** START Rows **
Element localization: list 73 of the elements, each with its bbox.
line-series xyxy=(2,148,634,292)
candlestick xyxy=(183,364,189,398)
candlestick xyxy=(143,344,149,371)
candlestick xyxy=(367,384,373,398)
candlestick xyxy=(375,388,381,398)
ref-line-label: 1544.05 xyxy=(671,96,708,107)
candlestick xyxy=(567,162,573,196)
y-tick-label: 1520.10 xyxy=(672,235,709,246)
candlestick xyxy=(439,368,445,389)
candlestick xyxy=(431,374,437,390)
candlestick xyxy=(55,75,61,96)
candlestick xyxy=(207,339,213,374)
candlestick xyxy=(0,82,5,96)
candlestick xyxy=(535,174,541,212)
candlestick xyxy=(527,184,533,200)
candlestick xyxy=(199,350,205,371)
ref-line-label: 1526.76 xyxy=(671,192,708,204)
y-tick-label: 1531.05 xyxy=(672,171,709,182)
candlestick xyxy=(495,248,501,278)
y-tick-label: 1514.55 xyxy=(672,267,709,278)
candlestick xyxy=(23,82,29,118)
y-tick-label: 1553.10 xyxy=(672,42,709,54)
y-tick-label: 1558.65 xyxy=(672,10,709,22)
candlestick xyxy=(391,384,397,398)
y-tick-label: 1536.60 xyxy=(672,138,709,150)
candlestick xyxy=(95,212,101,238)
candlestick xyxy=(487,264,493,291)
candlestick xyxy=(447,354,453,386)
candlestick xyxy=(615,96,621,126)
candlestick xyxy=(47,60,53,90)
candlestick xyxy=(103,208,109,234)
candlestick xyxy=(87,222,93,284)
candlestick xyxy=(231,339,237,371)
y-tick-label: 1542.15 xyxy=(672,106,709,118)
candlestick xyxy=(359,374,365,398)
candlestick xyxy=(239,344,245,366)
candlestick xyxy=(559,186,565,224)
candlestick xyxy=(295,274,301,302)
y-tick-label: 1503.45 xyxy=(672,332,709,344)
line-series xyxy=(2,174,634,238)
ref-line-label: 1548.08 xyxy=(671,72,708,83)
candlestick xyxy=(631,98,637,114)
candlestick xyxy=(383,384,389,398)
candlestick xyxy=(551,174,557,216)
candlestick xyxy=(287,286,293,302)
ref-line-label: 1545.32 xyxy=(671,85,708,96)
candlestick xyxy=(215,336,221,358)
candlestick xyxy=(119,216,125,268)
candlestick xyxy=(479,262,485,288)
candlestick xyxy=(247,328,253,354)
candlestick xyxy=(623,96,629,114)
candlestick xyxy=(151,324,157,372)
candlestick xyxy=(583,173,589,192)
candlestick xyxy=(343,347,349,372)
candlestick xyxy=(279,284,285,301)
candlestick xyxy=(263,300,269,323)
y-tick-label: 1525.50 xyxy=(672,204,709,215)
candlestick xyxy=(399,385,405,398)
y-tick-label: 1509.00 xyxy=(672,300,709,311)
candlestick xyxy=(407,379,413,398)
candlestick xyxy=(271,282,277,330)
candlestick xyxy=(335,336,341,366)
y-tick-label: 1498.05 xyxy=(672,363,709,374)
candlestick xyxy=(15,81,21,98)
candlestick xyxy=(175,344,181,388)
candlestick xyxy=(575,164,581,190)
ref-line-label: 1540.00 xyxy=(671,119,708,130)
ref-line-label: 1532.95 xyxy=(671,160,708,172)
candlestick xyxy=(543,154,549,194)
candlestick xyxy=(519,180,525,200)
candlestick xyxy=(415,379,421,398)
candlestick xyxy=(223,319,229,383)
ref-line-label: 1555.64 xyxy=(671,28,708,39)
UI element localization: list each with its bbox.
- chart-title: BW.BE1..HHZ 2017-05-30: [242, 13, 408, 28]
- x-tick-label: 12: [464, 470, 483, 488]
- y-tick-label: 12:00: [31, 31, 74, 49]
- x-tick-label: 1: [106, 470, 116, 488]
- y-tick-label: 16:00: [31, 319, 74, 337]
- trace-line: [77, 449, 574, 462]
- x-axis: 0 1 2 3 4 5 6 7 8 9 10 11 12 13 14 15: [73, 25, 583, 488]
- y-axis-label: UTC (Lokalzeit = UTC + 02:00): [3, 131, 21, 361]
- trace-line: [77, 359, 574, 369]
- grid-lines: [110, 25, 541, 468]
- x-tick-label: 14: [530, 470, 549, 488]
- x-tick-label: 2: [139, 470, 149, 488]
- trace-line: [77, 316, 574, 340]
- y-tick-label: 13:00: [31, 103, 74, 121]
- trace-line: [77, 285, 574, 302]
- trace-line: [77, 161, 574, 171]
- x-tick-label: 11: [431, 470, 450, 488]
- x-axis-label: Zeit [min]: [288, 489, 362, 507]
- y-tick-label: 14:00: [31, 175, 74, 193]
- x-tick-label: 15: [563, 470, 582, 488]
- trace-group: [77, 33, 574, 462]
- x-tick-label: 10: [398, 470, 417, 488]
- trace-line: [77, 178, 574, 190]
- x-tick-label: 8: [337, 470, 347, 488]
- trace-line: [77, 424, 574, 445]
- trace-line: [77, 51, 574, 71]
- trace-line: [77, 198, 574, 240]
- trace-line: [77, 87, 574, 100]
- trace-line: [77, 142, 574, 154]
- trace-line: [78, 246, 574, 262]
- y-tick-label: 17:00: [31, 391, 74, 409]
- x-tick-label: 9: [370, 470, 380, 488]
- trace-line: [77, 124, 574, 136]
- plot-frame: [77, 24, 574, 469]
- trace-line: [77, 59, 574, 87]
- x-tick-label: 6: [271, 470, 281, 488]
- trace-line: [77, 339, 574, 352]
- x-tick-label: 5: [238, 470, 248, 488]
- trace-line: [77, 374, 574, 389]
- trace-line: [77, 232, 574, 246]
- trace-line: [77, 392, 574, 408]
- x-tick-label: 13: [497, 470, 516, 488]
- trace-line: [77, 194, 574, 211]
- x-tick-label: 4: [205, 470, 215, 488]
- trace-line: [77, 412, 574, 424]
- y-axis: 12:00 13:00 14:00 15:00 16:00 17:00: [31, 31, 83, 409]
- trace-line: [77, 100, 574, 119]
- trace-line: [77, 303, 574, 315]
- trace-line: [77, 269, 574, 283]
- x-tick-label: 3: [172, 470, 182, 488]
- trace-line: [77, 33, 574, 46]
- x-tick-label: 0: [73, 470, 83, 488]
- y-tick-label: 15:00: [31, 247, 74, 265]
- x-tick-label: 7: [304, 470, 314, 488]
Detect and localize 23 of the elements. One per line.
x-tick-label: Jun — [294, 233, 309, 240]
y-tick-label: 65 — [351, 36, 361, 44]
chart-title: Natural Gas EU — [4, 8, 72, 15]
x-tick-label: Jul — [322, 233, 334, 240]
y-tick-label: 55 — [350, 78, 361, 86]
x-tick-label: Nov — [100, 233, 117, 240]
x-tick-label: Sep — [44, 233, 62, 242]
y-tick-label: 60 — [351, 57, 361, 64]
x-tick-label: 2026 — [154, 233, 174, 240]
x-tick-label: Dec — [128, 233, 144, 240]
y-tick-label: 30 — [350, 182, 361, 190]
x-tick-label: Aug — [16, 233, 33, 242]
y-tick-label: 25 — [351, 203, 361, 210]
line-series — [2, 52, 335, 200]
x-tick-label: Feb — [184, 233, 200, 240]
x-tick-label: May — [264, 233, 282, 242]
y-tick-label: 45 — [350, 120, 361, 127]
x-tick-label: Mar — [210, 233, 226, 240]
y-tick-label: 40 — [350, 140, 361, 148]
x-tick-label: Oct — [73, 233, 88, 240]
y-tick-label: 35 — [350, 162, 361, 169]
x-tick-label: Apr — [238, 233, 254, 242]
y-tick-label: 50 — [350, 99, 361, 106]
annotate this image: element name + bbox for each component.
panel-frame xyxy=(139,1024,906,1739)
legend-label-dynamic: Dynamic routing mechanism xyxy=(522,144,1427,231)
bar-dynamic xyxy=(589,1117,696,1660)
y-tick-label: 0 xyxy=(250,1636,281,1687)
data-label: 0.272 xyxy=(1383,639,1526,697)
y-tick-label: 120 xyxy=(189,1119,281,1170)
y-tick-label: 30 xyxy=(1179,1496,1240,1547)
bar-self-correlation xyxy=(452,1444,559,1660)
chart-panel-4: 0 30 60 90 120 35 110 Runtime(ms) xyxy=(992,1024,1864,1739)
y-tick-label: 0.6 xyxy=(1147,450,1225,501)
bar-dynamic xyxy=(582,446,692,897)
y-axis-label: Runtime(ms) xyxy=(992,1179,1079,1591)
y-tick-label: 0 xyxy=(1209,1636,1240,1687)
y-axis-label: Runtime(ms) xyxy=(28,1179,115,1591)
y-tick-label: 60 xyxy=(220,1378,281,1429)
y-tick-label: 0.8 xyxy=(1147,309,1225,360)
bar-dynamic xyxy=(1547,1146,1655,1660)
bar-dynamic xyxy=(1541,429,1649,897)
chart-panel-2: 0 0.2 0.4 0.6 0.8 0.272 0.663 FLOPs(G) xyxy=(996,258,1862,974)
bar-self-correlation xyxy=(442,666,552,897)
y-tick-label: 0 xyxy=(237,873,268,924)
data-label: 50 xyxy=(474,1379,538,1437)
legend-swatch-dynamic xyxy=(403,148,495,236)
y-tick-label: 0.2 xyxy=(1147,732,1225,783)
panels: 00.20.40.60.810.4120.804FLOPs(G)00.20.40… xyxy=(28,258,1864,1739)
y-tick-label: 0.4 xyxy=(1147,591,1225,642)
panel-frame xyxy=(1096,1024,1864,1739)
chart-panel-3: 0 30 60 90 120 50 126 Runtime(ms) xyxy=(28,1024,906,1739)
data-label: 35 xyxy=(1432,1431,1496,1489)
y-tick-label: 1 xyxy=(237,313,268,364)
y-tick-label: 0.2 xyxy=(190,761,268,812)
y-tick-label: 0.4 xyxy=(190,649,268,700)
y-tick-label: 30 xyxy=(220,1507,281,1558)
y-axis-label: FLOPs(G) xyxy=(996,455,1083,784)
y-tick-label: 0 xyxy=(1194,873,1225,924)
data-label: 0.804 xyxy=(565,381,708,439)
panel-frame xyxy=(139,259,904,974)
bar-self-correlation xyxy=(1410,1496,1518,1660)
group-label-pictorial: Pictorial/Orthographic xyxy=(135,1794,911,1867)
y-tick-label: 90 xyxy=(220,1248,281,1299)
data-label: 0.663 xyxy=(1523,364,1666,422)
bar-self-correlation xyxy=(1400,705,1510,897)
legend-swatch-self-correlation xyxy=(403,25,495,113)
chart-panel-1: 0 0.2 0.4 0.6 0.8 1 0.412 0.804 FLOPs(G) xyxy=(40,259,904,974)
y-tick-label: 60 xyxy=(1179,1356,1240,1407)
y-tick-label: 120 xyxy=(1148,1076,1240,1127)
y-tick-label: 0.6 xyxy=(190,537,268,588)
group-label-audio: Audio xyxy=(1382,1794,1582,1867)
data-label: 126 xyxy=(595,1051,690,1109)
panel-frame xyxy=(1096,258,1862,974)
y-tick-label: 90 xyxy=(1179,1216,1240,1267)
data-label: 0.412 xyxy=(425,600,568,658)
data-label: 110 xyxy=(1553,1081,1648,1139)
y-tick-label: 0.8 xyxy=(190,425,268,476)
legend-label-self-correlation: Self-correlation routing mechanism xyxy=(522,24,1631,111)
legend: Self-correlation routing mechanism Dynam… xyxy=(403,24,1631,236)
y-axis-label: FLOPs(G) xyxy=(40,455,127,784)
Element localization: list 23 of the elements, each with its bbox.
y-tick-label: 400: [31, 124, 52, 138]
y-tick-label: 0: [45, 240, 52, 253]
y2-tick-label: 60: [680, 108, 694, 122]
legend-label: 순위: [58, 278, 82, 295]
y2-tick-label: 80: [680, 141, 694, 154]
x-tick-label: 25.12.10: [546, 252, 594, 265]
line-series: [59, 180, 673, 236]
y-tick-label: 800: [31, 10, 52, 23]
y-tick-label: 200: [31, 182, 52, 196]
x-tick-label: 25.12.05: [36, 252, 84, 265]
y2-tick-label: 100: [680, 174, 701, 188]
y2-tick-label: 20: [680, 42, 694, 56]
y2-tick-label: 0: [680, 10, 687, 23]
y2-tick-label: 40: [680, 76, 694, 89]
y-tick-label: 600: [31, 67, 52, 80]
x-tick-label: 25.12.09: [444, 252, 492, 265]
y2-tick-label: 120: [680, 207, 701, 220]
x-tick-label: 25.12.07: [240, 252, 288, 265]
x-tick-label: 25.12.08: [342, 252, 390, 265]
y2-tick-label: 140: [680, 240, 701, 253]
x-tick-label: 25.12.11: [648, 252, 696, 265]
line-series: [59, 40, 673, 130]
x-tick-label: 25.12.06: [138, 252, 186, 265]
** END Rows **
*Aim*
Output the entries from the first line of the entries through the line containing "y-tick-label: 1553.10 xyxy=(672,42,709,54)", inclusive, reproducing each line without any change.

*Task solution*
Element localization: list 73 of the elements, each with its bbox.
line-series xyxy=(2,148,634,292)
candlestick xyxy=(183,364,189,398)
candlestick xyxy=(143,344,149,371)
candlestick xyxy=(367,384,373,398)
candlestick xyxy=(375,388,381,398)
ref-line-label: 1544.05 xyxy=(671,96,708,107)
candlestick xyxy=(567,162,573,196)
y-tick-label: 1520.10 xyxy=(672,235,709,246)
candlestick xyxy=(439,368,445,389)
candlestick xyxy=(431,374,437,390)
candlestick xyxy=(55,75,61,96)
candlestick xyxy=(207,339,213,374)
candlestick xyxy=(0,82,5,96)
candlestick xyxy=(535,174,541,212)
candlestick xyxy=(527,184,533,200)
candlestick xyxy=(199,350,205,371)
ref-line-label: 1526.76 xyxy=(671,192,708,204)
y-tick-label: 1531.05 xyxy=(672,171,709,182)
candlestick xyxy=(495,248,501,278)
y-tick-label: 1514.55 xyxy=(672,267,709,278)
candlestick xyxy=(23,82,29,118)
y-tick-label: 1553.10 xyxy=(672,42,709,54)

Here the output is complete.